**Task objective:**
Search the material below for the word "prefix". Copy every line that has it.

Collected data
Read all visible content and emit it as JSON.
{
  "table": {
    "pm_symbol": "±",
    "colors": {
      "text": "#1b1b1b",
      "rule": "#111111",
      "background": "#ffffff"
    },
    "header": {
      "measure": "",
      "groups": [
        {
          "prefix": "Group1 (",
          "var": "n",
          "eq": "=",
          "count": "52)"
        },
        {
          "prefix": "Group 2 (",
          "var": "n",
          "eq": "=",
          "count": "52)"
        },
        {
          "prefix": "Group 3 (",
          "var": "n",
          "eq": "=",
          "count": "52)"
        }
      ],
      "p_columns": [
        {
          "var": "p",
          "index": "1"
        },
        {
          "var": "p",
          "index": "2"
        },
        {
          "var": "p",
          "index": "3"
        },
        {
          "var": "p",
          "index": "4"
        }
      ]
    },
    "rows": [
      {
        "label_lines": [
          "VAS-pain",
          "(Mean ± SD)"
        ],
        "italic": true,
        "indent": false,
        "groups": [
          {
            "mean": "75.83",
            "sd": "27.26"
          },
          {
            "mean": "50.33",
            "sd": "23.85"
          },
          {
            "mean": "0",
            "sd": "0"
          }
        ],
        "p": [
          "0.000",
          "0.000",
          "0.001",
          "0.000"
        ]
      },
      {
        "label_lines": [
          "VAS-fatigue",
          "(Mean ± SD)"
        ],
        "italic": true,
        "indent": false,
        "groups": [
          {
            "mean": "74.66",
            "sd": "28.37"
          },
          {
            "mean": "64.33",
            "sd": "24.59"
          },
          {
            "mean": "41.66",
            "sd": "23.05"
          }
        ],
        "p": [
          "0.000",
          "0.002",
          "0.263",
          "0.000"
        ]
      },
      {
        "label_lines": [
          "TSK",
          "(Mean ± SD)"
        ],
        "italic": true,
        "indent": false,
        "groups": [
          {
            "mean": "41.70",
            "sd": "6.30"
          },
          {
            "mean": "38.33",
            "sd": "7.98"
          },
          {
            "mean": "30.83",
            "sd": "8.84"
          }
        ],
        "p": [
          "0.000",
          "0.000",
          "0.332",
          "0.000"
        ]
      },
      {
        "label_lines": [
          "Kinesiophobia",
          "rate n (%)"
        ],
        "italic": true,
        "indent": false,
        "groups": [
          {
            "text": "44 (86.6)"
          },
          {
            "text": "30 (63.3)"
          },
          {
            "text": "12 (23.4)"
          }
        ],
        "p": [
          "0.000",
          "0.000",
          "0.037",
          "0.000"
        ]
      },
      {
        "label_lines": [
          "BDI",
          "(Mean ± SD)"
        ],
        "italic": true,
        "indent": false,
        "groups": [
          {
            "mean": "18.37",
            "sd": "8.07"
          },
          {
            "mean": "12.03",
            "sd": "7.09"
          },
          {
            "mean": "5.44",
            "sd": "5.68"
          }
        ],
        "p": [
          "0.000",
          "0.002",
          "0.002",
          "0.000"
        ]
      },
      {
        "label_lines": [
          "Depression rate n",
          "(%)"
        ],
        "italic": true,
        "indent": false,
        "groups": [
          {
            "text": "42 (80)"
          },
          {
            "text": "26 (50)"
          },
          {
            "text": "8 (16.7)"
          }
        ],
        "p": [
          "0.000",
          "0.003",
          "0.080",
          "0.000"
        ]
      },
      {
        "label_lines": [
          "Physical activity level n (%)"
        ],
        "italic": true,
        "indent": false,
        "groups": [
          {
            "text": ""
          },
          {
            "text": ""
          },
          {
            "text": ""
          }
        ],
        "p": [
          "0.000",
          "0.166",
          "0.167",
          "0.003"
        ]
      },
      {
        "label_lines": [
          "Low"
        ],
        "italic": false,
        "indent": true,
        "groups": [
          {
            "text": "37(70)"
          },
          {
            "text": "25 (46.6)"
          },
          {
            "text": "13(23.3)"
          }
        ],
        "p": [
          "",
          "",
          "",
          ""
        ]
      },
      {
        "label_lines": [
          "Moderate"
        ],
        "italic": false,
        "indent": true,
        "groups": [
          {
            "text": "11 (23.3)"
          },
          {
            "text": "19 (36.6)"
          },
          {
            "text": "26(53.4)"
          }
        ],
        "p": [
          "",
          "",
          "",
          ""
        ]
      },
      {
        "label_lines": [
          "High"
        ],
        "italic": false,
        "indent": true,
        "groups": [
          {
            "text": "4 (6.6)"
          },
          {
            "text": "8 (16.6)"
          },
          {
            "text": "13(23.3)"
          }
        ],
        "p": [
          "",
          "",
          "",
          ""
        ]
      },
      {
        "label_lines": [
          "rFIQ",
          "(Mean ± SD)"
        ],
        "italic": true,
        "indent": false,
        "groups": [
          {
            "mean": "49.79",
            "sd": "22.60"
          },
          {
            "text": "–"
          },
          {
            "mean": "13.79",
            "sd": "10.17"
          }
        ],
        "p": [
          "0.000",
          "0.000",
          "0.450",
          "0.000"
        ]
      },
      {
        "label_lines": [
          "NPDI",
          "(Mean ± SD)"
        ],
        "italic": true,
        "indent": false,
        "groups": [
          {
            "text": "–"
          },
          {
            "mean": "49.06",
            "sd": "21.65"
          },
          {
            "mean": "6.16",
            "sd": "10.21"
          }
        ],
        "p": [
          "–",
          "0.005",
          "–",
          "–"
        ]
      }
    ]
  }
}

**Exercise result:**
          "prefix": "Group1 (",
          "prefix": "Group 2 (",
          "prefix": "Group 3 (",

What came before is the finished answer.